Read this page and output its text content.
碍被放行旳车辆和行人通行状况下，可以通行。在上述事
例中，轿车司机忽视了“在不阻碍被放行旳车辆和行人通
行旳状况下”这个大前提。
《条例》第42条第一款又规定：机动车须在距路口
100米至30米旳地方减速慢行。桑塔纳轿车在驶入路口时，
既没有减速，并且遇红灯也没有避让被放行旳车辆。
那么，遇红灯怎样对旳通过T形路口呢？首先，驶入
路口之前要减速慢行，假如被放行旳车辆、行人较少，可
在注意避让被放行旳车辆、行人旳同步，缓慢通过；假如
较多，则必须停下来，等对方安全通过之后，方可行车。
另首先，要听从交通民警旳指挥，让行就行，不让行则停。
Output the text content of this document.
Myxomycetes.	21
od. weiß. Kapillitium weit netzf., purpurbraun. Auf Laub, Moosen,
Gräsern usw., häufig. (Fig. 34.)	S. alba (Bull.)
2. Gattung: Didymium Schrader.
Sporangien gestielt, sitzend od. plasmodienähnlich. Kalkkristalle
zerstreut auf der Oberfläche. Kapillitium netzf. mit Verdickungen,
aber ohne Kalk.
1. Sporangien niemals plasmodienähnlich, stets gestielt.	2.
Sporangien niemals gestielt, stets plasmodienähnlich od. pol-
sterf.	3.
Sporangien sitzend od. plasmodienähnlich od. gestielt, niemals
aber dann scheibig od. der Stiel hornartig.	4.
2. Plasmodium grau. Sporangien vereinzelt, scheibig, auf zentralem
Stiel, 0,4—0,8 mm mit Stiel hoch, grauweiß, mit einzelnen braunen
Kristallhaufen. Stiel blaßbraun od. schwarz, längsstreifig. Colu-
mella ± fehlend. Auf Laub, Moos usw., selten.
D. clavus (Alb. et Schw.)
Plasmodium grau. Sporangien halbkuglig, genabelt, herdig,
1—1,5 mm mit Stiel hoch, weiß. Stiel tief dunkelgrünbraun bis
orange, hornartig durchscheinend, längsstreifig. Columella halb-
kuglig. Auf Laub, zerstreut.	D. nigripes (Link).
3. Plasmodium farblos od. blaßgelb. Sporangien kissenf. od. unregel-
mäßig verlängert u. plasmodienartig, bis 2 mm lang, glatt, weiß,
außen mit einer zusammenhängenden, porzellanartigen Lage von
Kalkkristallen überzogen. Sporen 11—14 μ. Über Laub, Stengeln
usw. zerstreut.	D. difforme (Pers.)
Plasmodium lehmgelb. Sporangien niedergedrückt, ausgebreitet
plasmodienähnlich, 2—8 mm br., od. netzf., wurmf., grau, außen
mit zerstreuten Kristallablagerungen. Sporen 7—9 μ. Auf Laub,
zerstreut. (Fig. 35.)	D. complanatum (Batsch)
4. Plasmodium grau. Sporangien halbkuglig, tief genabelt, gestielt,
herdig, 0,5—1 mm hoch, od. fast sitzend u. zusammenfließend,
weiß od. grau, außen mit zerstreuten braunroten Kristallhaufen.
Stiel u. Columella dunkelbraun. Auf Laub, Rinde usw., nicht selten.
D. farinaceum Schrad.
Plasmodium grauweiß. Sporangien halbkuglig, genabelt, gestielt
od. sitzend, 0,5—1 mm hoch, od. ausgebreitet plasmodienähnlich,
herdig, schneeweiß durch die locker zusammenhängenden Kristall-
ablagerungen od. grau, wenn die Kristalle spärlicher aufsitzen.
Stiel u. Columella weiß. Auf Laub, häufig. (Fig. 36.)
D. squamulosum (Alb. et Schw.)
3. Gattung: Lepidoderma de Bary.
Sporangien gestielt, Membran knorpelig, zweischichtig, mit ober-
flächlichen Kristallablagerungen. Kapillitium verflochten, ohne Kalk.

────────────────────

== What is expected ==
Return all the data exactly as given.

== Result of the task ==
Read this page and output its text content.
碍被放行旳车辆和行人通行状况下，可以通行。在上述事
例中，轿车司机忽视了“在不阻碍被放行旳车辆和行人通
行旳状况下”这个大前提。
《条例》第42条第一款又规定：机动车须在距路口
100米至30米旳地方减速慢行。桑塔纳轿车在驶入路口时，
既没有减速，并且遇红灯也没有避让被放行旳车辆。
那么，遇红灯怎样对旳通过T形路口呢？首先，驶入
路口之前要减速慢行，假如被放行旳车辆、行人较少，可
在注意避让被放行旳车辆、行人旳同步，缓慢通过；假如
较多，则必须停下来，等对方安全通过之后，方可行车。
另首先，要听从交通民警旳指挥，让行就行，不让行则停。
Output the text content of this document.
Myxomycetes.	21
od. weiß. Kapillitium weit netzf., purpurbraun. Auf Laub, Moosen,
Gräsern usw., häufig. (Fig. 34.)	S. alba (Bull.)
2. Gattung: Didymium Schrader.
Sporangien gestielt, sitzend od. plasmodienähnlich. Kalkkristalle
zerstreut auf der Oberfläche. Kapillitium netzf. mit Verdickungen,
aber ohne Kalk.
1. Sporangien niemals plasmodienähnlich, stets gestielt.	2.
Sporangien niemals gestielt, stets plasmodienähnlich od. pol-
sterf.	3.
Sporangien sitzend od. plasmodienähnlich od. gestielt, niemals
aber dann scheibig od. der Stiel hornartig.	4.
2. Plasmodium grau. Sporangien vereinzelt, scheibig, auf zentralem
Stiel, 0,4—0,8 mm mit Stiel hoch, grauweiß, mit einzelnen braunen
Kristallhaufen. Stiel blaßbraun od. schwarz, längsstreifig. Colu-
mella ± fehlend. Auf Laub, Moos usw., selten.
D. clavus (Alb. et Schw.)
Plasmodium grau. Sporangien halbkuglig, genabelt, herdig,
1—1,5 mm mit Stiel hoch, weiß. Stiel tief dunkelgrünbraun bis
orange, hornartig durchscheinend, längsstreifig. Columella halb-
kuglig. Auf Laub, zerstreut.	D. nigripes (Link).
3. Plasmodium farblos od. blaßgelb. Sporangien kissenf. od. unregel-
mäßig verlängert u. plasmodienartig, bis 2 mm lang, glatt, weiß,
außen mit einer zusammenhängenden, porzellanartigen Lage von
Kalkkristallen überzogen. Sporen 11—14 μ. Über Laub, Stengeln
usw. zerstreut.	D. difforme (Pers.)
Plasmodium lehmgelb. Sporangien niedergedrückt, ausgebreitet
plasmodienähnlich, 2—8 mm br., od. netzf., wurmf., grau, außen
mit zerstreuten Kristallablagerungen. Sporen 7—9 μ. Auf Laub,
zerstreut. (Fig. 35.)	D. complanatum (Batsch)
4. Plasmodium grau. Sporangien halbkuglig, tief genabelt, gestielt,
herdig, 0,5—1 mm hoch, od. fast sitzend u. zusammenfließend,
weiß od. grau, außen mit zerstreuten braunroten Kristallhaufen.
Stiel u. Columella dunkelbraun. Auf Laub, Rinde usw., nicht selten.
D. farinaceum Schrad.
Plasmodium grauweiß. Sporangien halbkuglig, genabelt, gestielt
od. sitzend, 0,5—1 mm hoch, od. ausgebreitet plasmodienähnlich,
herdig, schneeweiß durch die locker zusammenhängenden Kristall-
ablagerungen od. grau, wenn die Kristalle spärlicher aufsitzen.
Stiel u. Columella weiß. Auf Laub, häufig. (Fig. 36.)
D. squamulosum (Alb. et Schw.)
3. Gattung: Lepidoderma de Bary.
Sporangien gestielt, Membran knorpelig, zweischichtig, mit ober-
flächlichen Kristallablagerungen. Kapillitium verflochten, ohne Kalk.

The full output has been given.